DIRECTIONS> Write out the full set of records below exactly.

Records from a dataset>
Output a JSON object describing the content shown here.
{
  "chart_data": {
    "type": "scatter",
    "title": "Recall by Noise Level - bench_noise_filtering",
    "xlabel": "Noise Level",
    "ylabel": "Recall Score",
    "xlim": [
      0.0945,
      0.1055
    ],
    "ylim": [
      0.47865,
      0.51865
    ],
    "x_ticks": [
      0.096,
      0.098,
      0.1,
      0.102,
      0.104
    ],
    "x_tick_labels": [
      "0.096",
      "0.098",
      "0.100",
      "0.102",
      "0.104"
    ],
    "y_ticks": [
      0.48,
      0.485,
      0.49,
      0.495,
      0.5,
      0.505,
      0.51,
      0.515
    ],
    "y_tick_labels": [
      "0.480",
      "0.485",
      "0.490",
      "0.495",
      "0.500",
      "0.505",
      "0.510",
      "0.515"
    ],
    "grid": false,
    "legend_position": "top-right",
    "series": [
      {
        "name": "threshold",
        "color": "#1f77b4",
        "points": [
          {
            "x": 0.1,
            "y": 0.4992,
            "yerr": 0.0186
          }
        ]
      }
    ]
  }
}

ANSWER TO THIS PROBLEM>
Output a JSON object describing the content shown here.
{
  "chart_data": {
    "type": "scatter",
    "title": "Recall by Noise Level - bench_noise_filtering",
    "xlabel": "Noise Level",
    "ylabel": "Recall Score",
    "xlim": [
      0.0945,
      0.1055
    ],
    "ylim": [
      0.47865,
      0.51865
    ],
    "x_ticks": [
      0.096,
      0.098,
      0.1,
      0.102,
      0.104
    ],
    "x_tick_labels": [
      "0.096",
      "0.098",
      "0.100",
      "0.102",
      "0.104"
    ],
    "y_ticks": [
      0.48,
      0.485,
      0.49,
      0.495,
      0.5,
      0.505,
      0.51,
      0.515
    ],
    "y_tick_labels": [
      "0.480",
      "0.485",
      "0.490",
      "0.495",
      "0.500",
      "0.505",
      "0.510",
      "0.515"
    ],
    "grid": false,
    "legend_position": "top-right",
    "series": [
      {
        "name": "threshold",
        "color": "#1f77b4",
        "points": [
          {
            "x": 0.1,
            "y": 0.4992,
            "yerr": 0.0186
          }
        ]
      }
    ]
  }
}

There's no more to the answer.